Abaixo, a abertura e o encerramento das transmissões de wrestling da World of Sport na década de 1980.
Um fato interessante, foi que os combates de tag team acabaram se tornando extremamente populares, e sua transmissão televisionada acabou sendo restrita a apenas algumas lutas por ano para mantê-los como uma atração especial. Também tentou-se estabelecer a competição entre mini-lutadores, mas não houve tanta adesão do público e a utilização dos mesmos foi descontinuada.
Junto com as exibições televisionadas de wrestling da JP, companhias que atuavam independentemente também receberam uma grande oportunidade, em especial, a British Wrestling Federation, grupo de promotores liderados pelo australiano Paul Lincoln, cujo principal competidor era o ex-campeão britânico da Joint Promotions, Bert Assirati. Após Assirati ter deixado o cinturão vago, após sofrer uma lesão, em 1960, o grupo passou a utilizar Shirley Crabtree, novo campeão britânico, como sua nova grande estrela.

Material fornecido:

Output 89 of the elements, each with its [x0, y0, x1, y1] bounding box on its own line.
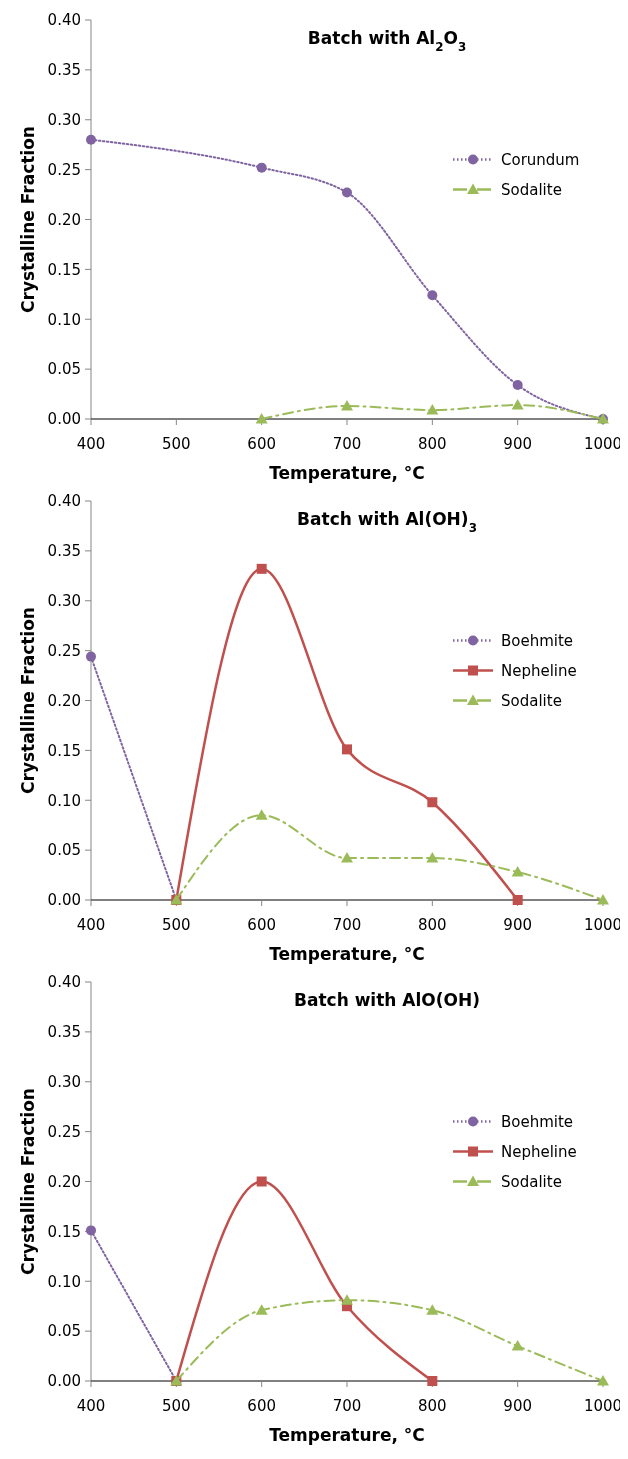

Tarefa a cumprir: Transcreva, do texto sobre o wrestling britânico, tudo o que vai desde "Junto com as" até "nova grande estrela.".

Resposta ao exercício:
Junto com as exibições televisionadas de wrestling da JP, companhias que atuavam independentemente também receberam uma grande oportunidade, em especial, a British Wrestling Federation, grupo de promotores liderados pelo australiano Paul Lincoln, cujo principal competidor era o ex-campeão britânico da Joint Promotions, Bert Assirati. Após Assirati ter deixado o cinturão vago, após sofrer uma lesão, em 1960, o grupo passou a utilizar Shirley Crabtree, novo campeão britânico, como sua nova grande estrela.